» **Work required**:
Copy this listing again, swapping every "Zire™ 31 Handheld" for "Tungsten™ E Handheld" and keeping everything else the same. Leave the picture out of your answer.

# # # # #

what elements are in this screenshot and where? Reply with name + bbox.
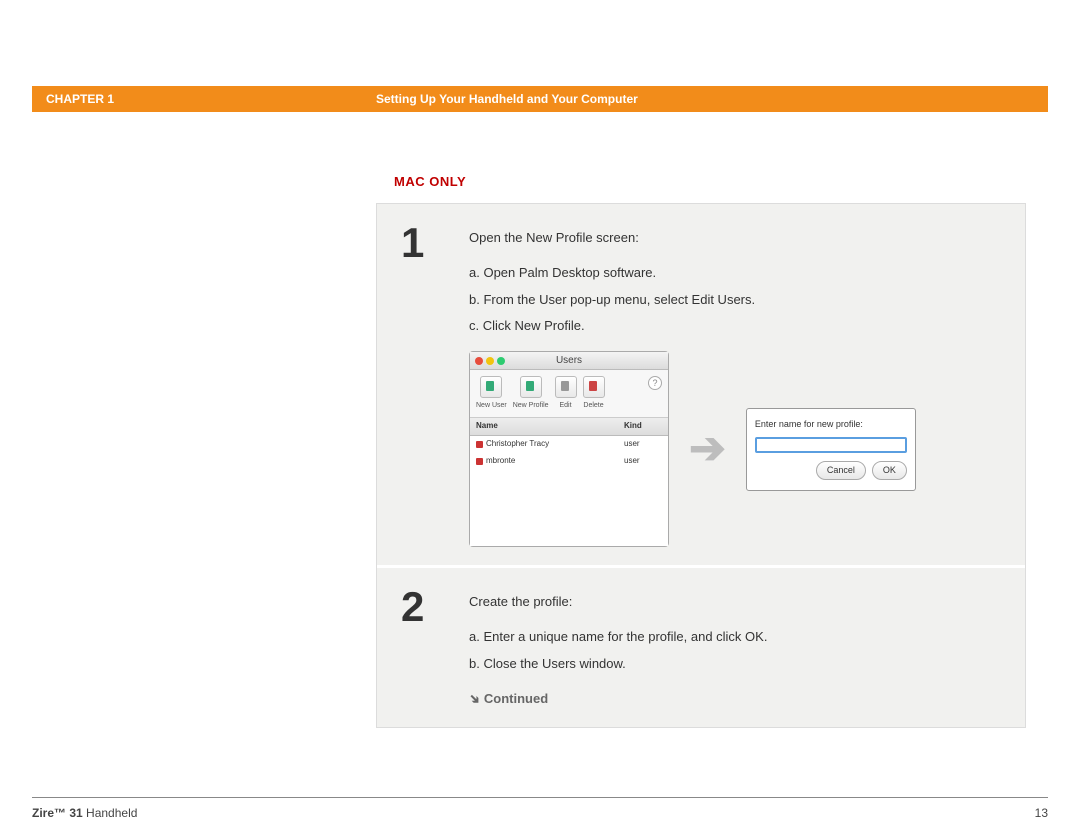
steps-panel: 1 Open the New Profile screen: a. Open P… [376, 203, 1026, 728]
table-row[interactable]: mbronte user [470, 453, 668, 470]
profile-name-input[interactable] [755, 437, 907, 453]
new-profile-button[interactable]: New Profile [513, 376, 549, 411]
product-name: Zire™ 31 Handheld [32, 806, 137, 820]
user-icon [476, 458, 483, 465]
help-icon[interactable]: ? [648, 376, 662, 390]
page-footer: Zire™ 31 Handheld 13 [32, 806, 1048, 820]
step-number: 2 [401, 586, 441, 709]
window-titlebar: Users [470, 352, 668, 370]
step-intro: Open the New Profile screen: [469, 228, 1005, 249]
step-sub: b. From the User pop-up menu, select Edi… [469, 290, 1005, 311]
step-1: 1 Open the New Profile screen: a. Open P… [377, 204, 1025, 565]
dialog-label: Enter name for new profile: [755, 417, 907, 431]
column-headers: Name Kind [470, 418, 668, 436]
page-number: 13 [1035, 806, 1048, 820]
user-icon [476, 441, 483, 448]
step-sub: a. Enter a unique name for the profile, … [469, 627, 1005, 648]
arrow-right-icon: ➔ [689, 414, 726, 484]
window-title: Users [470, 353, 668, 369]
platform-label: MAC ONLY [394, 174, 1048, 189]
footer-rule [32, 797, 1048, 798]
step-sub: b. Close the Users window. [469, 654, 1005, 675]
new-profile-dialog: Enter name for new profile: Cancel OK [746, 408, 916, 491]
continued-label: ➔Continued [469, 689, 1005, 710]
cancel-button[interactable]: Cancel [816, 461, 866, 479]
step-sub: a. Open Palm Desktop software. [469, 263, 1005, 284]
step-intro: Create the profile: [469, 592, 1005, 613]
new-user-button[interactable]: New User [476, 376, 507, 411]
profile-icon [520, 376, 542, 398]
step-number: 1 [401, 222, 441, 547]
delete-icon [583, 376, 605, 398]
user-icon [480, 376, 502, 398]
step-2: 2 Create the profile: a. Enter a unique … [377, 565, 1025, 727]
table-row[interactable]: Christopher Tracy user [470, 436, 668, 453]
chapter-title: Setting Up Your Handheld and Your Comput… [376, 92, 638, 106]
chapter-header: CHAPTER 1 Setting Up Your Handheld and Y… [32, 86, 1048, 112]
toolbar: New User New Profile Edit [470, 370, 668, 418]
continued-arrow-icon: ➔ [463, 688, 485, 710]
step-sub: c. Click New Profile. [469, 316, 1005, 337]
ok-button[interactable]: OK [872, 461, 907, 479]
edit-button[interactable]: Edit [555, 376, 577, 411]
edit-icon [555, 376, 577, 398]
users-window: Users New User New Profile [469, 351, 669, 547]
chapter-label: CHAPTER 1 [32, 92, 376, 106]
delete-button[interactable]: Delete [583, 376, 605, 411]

# # # # #

» **Reply to the exercise**:
what elements are in this screenshot and where? Reply with name + bbox.
steps-panel: 1 Open the New Profile screen: a. Open P… [376, 203, 1026, 728]
table-row[interactable]: mbronte user [470, 453, 668, 470]
profile-name-input[interactable] [755, 437, 907, 453]
new-profile-button[interactable]: New Profile [513, 376, 549, 411]
product-name: Tungsten™ E Handheld [32, 806, 137, 820]
user-icon [476, 458, 483, 465]
help-icon[interactable]: ? [648, 376, 662, 390]
page-footer: Tungsten™ E Handheld 13 [32, 806, 1048, 820]
step-number: 2 [401, 586, 441, 709]
window-titlebar: Users [470, 352, 668, 370]
step-intro: Open the New Profile screen: [469, 228, 1005, 249]
step-sub: b. From the User pop-up menu, select Edi… [469, 290, 1005, 311]
step-1: 1 Open the New Profile screen: a. Open P… [377, 204, 1025, 565]
dialog-label: Enter name for new profile: [755, 417, 907, 431]
column-headers: Name Kind [470, 418, 668, 436]
page-number: 13 [1035, 806, 1048, 820]
user-icon [476, 441, 483, 448]
step-sub: a. Enter a unique name for the profile, … [469, 627, 1005, 648]
arrow-right-icon: ➔ [689, 414, 726, 484]
window-title: Users [470, 353, 668, 369]
platform-label: MAC ONLY [394, 174, 1048, 189]
footer-rule [32, 797, 1048, 798]
step-sub: b. Close the Users window. [469, 654, 1005, 675]
new-profile-dialog: Enter name for new profile: Cancel OK [746, 408, 916, 491]
continued-label: ➔Continued [469, 689, 1005, 710]
cancel-button[interactable]: Cancel [816, 461, 866, 479]
step-sub: a. Open Palm Desktop software. [469, 263, 1005, 284]
step-intro: Create the profile: [469, 592, 1005, 613]
new-user-button[interactable]: New User [476, 376, 507, 411]
profile-icon [520, 376, 542, 398]
step-number: 1 [401, 222, 441, 547]
delete-icon [583, 376, 605, 398]
user-icon [480, 376, 502, 398]
step-2: 2 Create the profile: a. Enter a unique … [377, 565, 1025, 727]
table-row[interactable]: Christopher Tracy user [470, 436, 668, 453]
chapter-title: Setting Up Your Handheld and Your Comput… [376, 92, 638, 106]
chapter-header: CHAPTER 1 Setting Up Your Handheld and Y… [32, 86, 1048, 112]
toolbar: New User New Profile Edit [470, 370, 668, 418]
continued-arrow-icon: ➔ [463, 688, 485, 710]
step-sub: c. Click New Profile. [469, 316, 1005, 337]
ok-button[interactable]: OK [872, 461, 907, 479]
edit-button[interactable]: Edit [555, 376, 577, 411]
edit-icon [555, 376, 577, 398]
users-window: Users New User New Profile [469, 351, 669, 547]
chapter-label: CHAPTER 1 [32, 92, 376, 106]
delete-button[interactable]: Delete [583, 376, 605, 411]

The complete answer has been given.